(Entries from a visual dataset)
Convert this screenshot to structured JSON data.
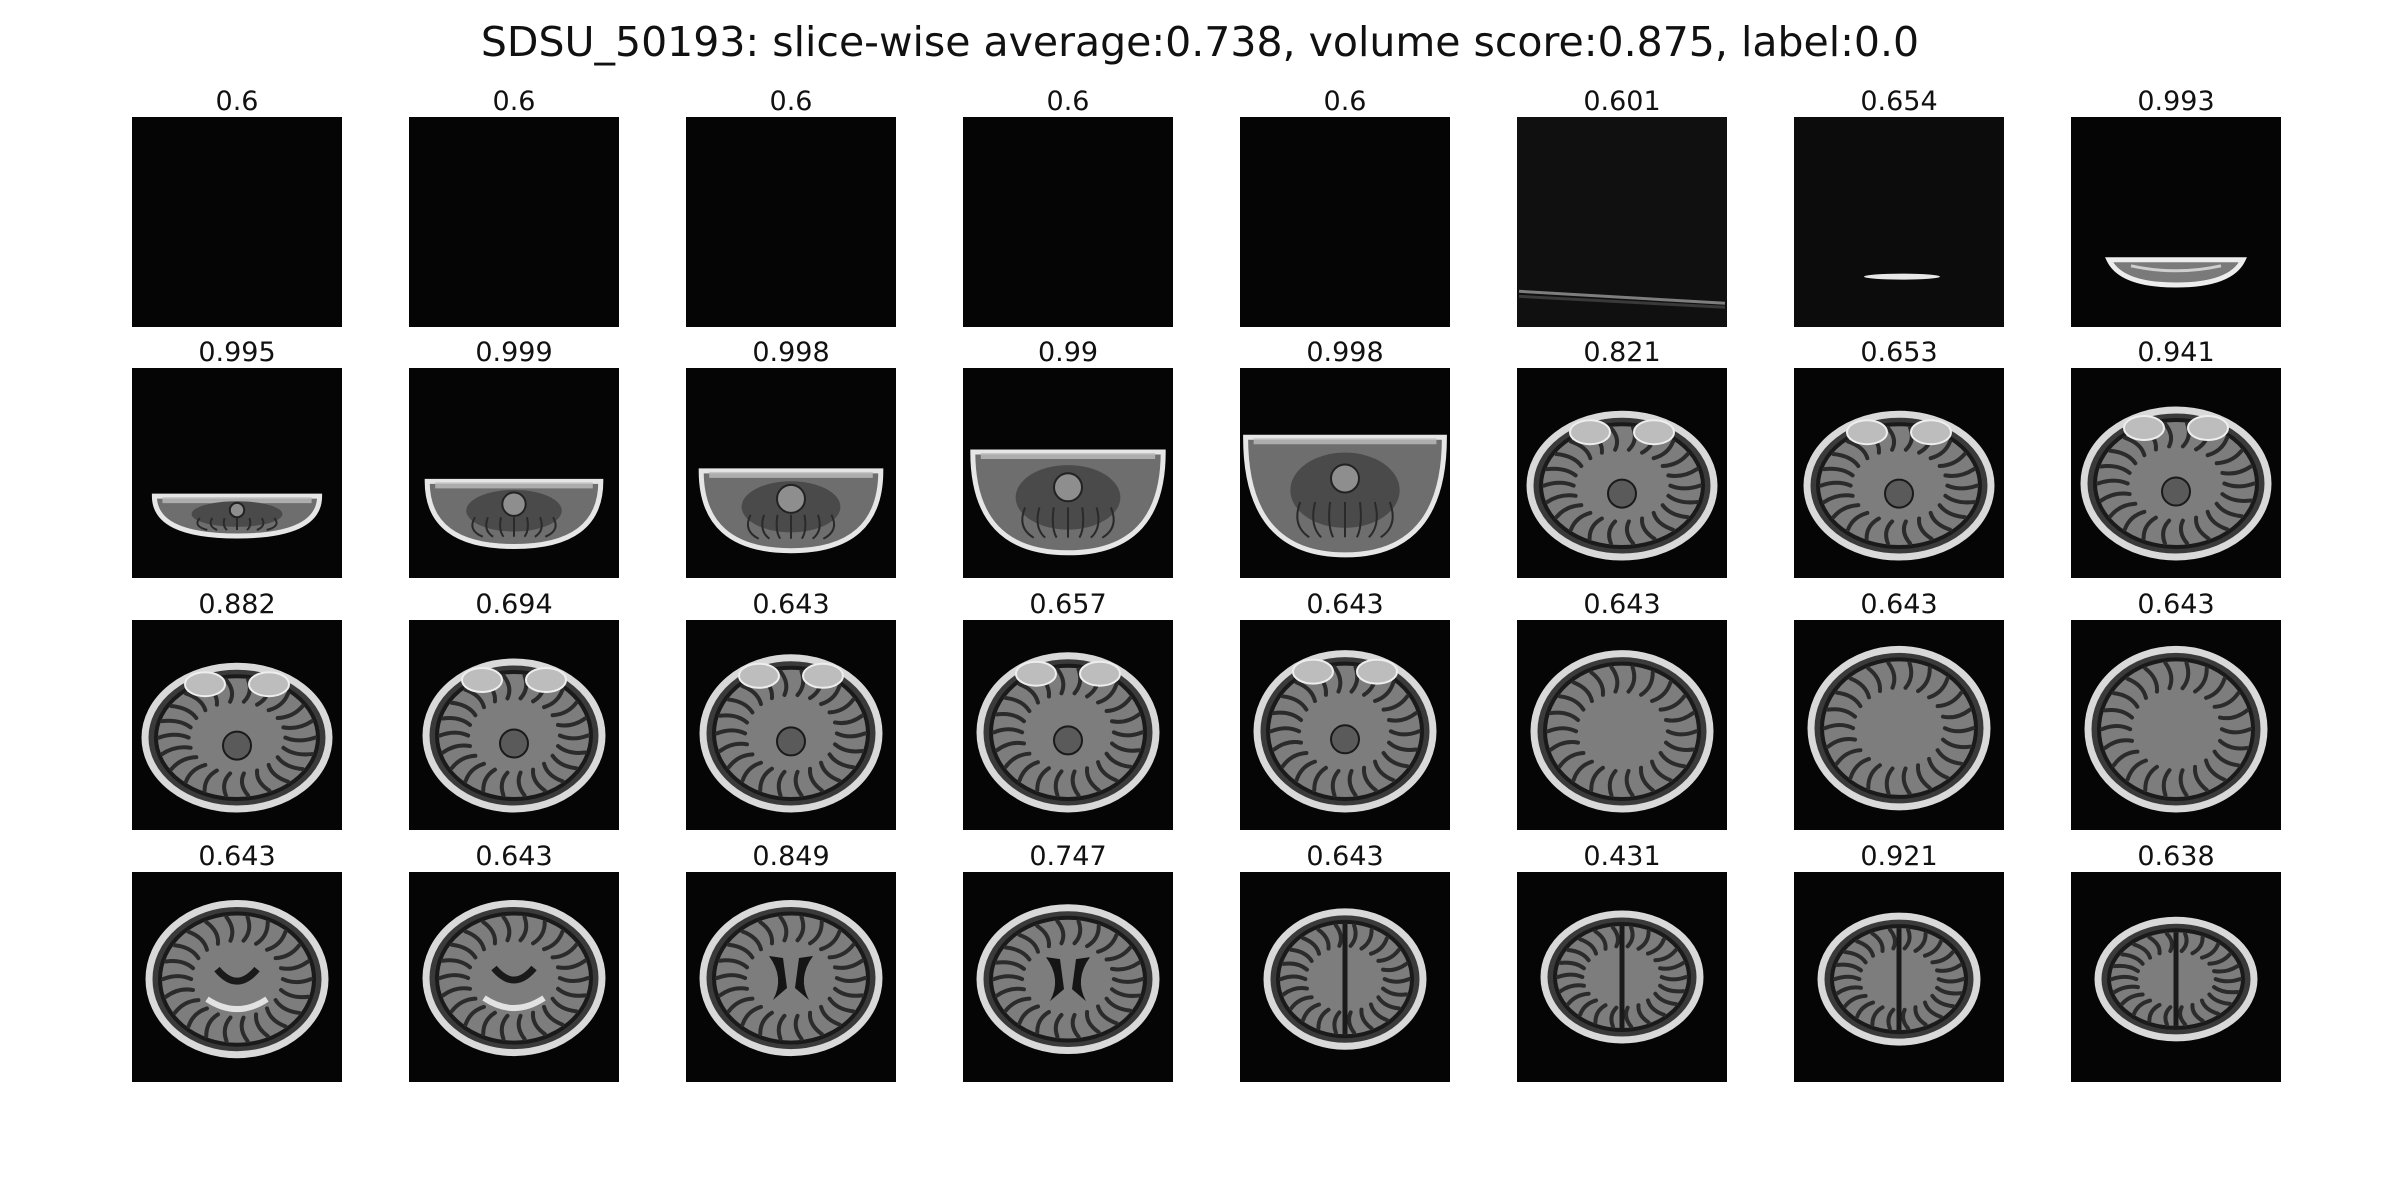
{
  "figure": {
    "title": "SDSU_50193: slice-wise average:0.738, volume score:0.875, label:0.0"
  },
  "slices": [
    {
      "score": "0.6",
      "image": "empty black slice"
    },
    {
      "score": "0.6",
      "image": "empty black slice"
    },
    {
      "score": "0.6",
      "image": "empty black slice"
    },
    {
      "score": "0.6",
      "image": "empty black slice"
    },
    {
      "score": "0.6",
      "image": "empty black slice"
    },
    {
      "score": "0.601",
      "image": "near-empty slice with thin bright edge at bottom"
    },
    {
      "score": "0.654",
      "image": "near-empty slice with small bright arc at bottom"
    },
    {
      "score": "0.993",
      "image": "slice with skull cap arc at bottom"
    },
    {
      "score": "0.995",
      "image": "lower head cross-section"
    },
    {
      "score": "0.999",
      "image": "lower head cross-section"
    },
    {
      "score": "0.998",
      "image": "lower head cross-section with cerebellum"
    },
    {
      "score": "0.99",
      "image": "lower head cross-section with cerebellum"
    },
    {
      "score": "0.998",
      "image": "lower head cross-section with cerebellum"
    },
    {
      "score": "0.821",
      "image": "head cross-section with cerebellum and temporal bones"
    },
    {
      "score": "0.653",
      "image": "head cross-section with cerebellum and temporal bones"
    },
    {
      "score": "0.941",
      "image": "head cross-section with brainstem"
    },
    {
      "score": "0.882",
      "image": "head cross-section with brainstem"
    },
    {
      "score": "0.694",
      "image": "head cross-section with brainstem and temporal lobes"
    },
    {
      "score": "0.643",
      "image": "axial brain slice"
    },
    {
      "score": "0.657",
      "image": "axial brain slice"
    },
    {
      "score": "0.643",
      "image": "axial brain slice"
    },
    {
      "score": "0.643",
      "image": "axial brain slice"
    },
    {
      "score": "0.643",
      "image": "axial brain slice"
    },
    {
      "score": "0.643",
      "image": "axial brain slice"
    },
    {
      "score": "0.643",
      "image": "axial brain slice with ventricles"
    },
    {
      "score": "0.643",
      "image": "axial brain slice with ventricles"
    },
    {
      "score": "0.849",
      "image": "axial brain slice with lateral ventricles"
    },
    {
      "score": "0.747",
      "image": "axial brain slice with lateral ventricles"
    },
    {
      "score": "0.643",
      "image": "upper axial brain slice"
    },
    {
      "score": "0.431",
      "image": "upper axial brain slice"
    },
    {
      "score": "0.921",
      "image": "upper axial brain slice"
    },
    {
      "score": "0.638",
      "image": "upper axial brain slice"
    }
  ]
}
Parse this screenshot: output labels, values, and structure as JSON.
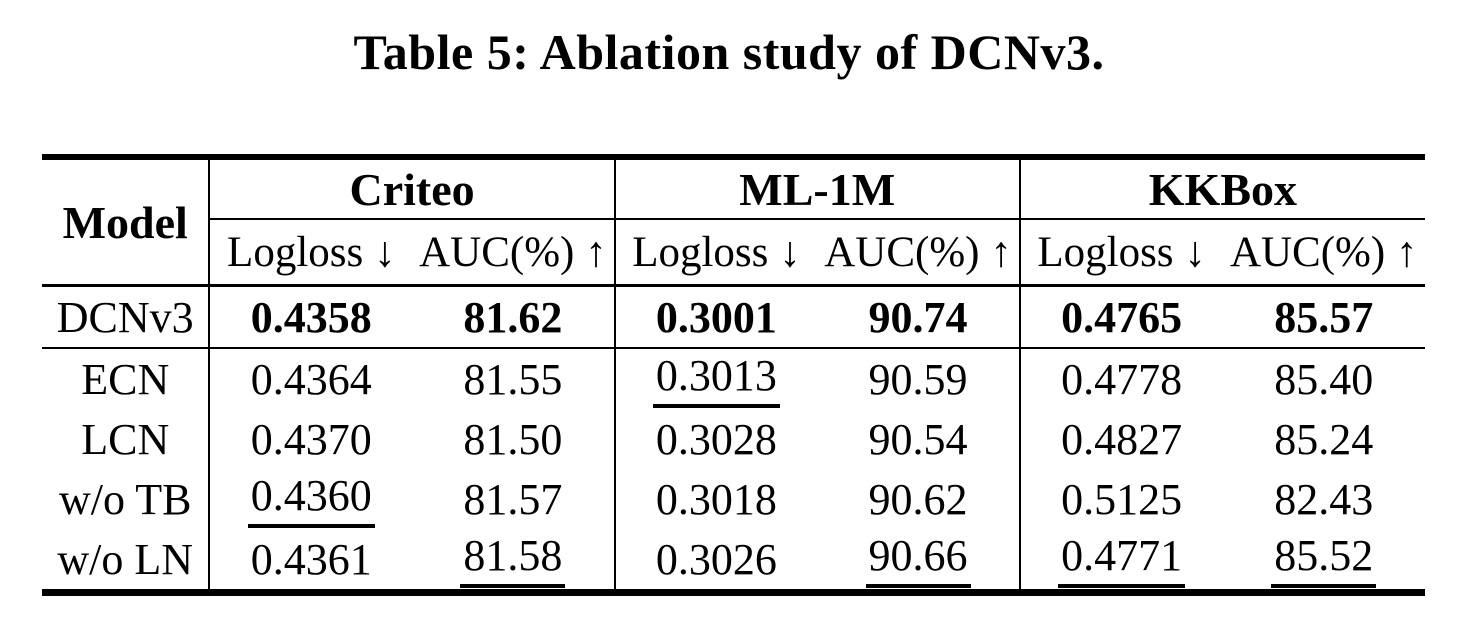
{
  "title": "Table 5: Ablation study of DCNv3.",
  "table": {
    "model_header": "Model",
    "groups": [
      {
        "name": "Criteo",
        "metrics": [
          "Logloss ↓",
          "AUC(%) ↑"
        ]
      },
      {
        "name": "ML-1M",
        "metrics": [
          "Logloss ↓",
          "AUC(%) ↑"
        ]
      },
      {
        "name": "KKBox",
        "metrics": [
          "Logloss ↓",
          "AUC(%) ↑"
        ]
      }
    ],
    "rows": [
      {
        "model": "DCNv3",
        "values": [
          "0.4358",
          "81.62",
          "0.3001",
          "90.74",
          "0.4765",
          "85.57"
        ]
      },
      {
        "model": "ECN",
        "values": [
          "0.4364",
          "81.55",
          "0.3013",
          "90.59",
          "0.4778",
          "85.40"
        ]
      },
      {
        "model": "LCN",
        "values": [
          "0.4370",
          "81.50",
          "0.3028",
          "90.54",
          "0.4827",
          "85.24"
        ]
      },
      {
        "model": "w/o TB",
        "values": [
          "0.4360",
          "81.57",
          "0.3018",
          "90.62",
          "0.5125",
          "82.43"
        ]
      },
      {
        "model": "w/o LN",
        "values": [
          "0.4361",
          "81.58",
          "0.3026",
          "90.66",
          "0.4771",
          "85.52"
        ]
      }
    ]
  }
}
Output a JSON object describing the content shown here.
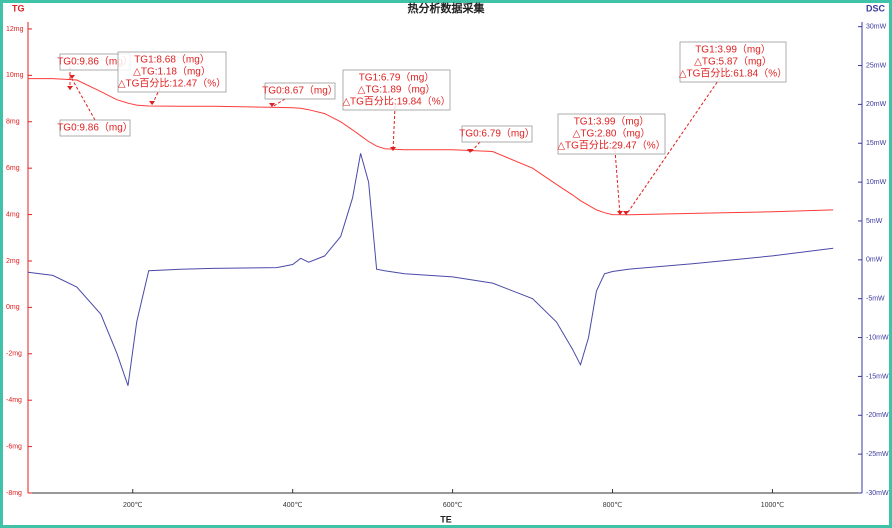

> **Your instructions**:
Keep the pictures out of your copy, and repeat every entry above exactly.

> **Problem solution**:
Convert this screenshot to structured JSON data.
{
  "figure": {
    "title": "SDSU_50193: slice-wise average:0.738, volume score:0.875, label:0.0"
  },
  "slices": [
    {
      "score": "0.6",
      "image": "empty black slice"
    },
    {
      "score": "0.6",
      "image": "empty black slice"
    },
    {
      "score": "0.6",
      "image": "empty black slice"
    },
    {
      "score": "0.6",
      "image": "empty black slice"
    },
    {
      "score": "0.6",
      "image": "empty black slice"
    },
    {
      "score": "0.601",
      "image": "near-empty slice with thin bright edge at bottom"
    },
    {
      "score": "0.654",
      "image": "near-empty slice with small bright arc at bottom"
    },
    {
      "score": "0.993",
      "image": "slice with skull cap arc at bottom"
    },
    {
      "score": "0.995",
      "image": "lower head cross-section"
    },
    {
      "score": "0.999",
      "image": "lower head cross-section"
    },
    {
      "score": "0.998",
      "image": "lower head cross-section with cerebellum"
    },
    {
      "score": "0.99",
      "image": "lower head cross-section with cerebellum"
    },
    {
      "score": "0.998",
      "image": "lower head cross-section with cerebellum"
    },
    {
      "score": "0.821",
      "image": "head cross-section with cerebellum and temporal bones"
    },
    {
      "score": "0.653",
      "image": "head cross-section with cerebellum and temporal bones"
    },
    {
      "score": "0.941",
      "image": "head cross-section with brainstem"
    },
    {
      "score": "0.882",
      "image": "head cross-section with brainstem"
    },
    {
      "score": "0.694",
      "image": "head cross-section with brainstem and temporal lobes"
    },
    {
      "score": "0.643",
      "image": "axial brain slice"
    },
    {
      "score": "0.657",
      "image": "axial brain slice"
    },
    {
      "score": "0.643",
      "image": "axial brain slice"
    },
    {
      "score": "0.643",
      "image": "axial brain slice"
    },
    {
      "score": "0.643",
      "image": "axial brain slice"
    },
    {
      "score": "0.643",
      "image": "axial brain slice"
    },
    {
      "score": "0.643",
      "image": "axial brain slice with ventricles"
    },
    {
      "score": "0.643",
      "image": "axial brain slice with ventricles"
    },
    {
      "score": "0.849",
      "image": "axial brain slice with lateral ventricles"
    },
    {
      "score": "0.747",
      "image": "axial brain slice with lateral ventricles"
    },
    {
      "score": "0.643",
      "image": "upper axial brain slice"
    },
    {
      "score": "0.431",
      "image": "upper axial brain slice"
    },
    {
      "score": "0.921",
      "image": "upper axial brain slice"
    },
    {
      "score": "0.638",
      "image": "upper axial brain slice"
    }
  ]
}
Parse this screenshot: output labels, values, and structure as JSON.
{
  "title": "Table 5: Ablation study of DCNv3.",
  "table": {
    "model_header": "Model",
    "groups": [
      {
        "name": "Criteo",
        "metrics": [
          "Logloss ↓",
          "AUC(%) ↑"
        ]
      },
      {
        "name": "ML-1M",
        "metrics": [
          "Logloss ↓",
          "AUC(%) ↑"
        ]
      },
      {
        "name": "KKBox",
        "metrics": [
          "Logloss ↓",
          "AUC(%) ↑"
        ]
      }
    ],
    "rows": [
      {
        "model": "DCNv3",
        "values": [
          "0.4358",
          "81.62",
          "0.3001",
          "90.74",
          "0.4765",
          "85.57"
        ]
      },
      {
        "model": "ECN",
        "values": [
          "0.4364",
          "81.55",
          "0.3013",
          "90.59",
          "0.4778",
          "85.40"
        ]
      },
      {
        "model": "LCN",
        "values": [
          "0.4370",
          "81.50",
          "0.3028",
          "90.54",
          "0.4827",
          "85.24"
        ]
      },
      {
        "model": "w/o TB",
        "values": [
          "0.4360",
          "81.57",
          "0.3018",
          "90.62",
          "0.5125",
          "82.43"
        ]
      },
      {
        "model": "w/o LN",
        "values": [
          "0.4361",
          "81.58",
          "0.3026",
          "90.66",
          "0.4771",
          "85.52"
        ]
      }
    ]
  }
}
Output a JSON object describing the content shown here.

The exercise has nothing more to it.